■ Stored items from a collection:
## start

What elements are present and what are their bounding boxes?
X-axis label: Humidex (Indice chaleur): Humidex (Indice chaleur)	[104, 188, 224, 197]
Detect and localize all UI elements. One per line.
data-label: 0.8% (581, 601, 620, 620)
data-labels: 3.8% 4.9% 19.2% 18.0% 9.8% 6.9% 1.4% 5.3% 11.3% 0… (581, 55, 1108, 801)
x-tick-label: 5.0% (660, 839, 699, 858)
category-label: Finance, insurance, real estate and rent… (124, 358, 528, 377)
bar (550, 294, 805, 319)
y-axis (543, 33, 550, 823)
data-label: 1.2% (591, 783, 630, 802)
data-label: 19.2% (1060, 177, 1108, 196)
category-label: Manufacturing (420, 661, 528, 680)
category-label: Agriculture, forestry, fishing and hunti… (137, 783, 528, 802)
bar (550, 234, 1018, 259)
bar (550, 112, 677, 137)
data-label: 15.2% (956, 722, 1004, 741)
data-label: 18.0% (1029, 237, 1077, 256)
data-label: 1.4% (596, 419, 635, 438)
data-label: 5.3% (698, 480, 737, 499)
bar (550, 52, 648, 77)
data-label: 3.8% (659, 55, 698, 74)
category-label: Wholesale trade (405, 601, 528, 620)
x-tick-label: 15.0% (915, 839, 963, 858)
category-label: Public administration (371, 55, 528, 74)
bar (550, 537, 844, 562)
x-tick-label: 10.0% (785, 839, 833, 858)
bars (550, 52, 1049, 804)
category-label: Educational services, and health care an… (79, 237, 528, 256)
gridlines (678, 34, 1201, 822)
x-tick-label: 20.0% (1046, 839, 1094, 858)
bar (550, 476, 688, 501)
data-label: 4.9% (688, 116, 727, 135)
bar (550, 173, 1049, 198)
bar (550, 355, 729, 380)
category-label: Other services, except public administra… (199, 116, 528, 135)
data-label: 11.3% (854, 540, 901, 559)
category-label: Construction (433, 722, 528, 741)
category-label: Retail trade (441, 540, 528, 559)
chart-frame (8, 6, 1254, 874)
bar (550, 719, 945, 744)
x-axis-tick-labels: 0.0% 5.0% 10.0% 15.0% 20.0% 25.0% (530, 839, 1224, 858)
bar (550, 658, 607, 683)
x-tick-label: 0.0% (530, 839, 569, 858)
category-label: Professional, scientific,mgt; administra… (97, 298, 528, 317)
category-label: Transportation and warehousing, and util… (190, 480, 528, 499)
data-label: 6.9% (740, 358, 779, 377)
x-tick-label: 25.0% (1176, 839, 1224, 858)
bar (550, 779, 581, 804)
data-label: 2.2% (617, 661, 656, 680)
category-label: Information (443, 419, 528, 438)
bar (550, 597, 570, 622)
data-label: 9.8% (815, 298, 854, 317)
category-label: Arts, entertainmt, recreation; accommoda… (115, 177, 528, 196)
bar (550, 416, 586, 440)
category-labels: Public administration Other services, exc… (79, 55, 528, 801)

## end

■ Goal: Convert the listing into a numbered list, starting at its first line and stopping after the line that contains "category-label: Manufacturing (420, 661, 528, 680)". Omit any blank lines.

■ Result below:
1. What elements are present and what are their bounding boxes?
2. X-axis label: Humidex (Indice chaleur): Humidex (Indice chaleur)	[104, 188, 224, 197]
3. Detect and localize all UI elements. One per line.
4. data-label: 0.8% (581, 601, 620, 620)
5. data-labels: 3.8% 4.9% 19.2% 18.0% 9.8% 6.9% 1.4% 5.3% 11.3% 0… (581, 55, 1108, 801)
6. x-tick-label: 5.0% (660, 839, 699, 858)
7. category-label: Finance, insurance, real estate and rent… (124, 358, 528, 377)
8. bar (550, 294, 805, 319)
9. y-axis (543, 33, 550, 823)
10. data-label: 1.2% (591, 783, 630, 802)
11. data-label: 19.2% (1060, 177, 1108, 196)
12. category-label: Manufacturing (420, 661, 528, 680)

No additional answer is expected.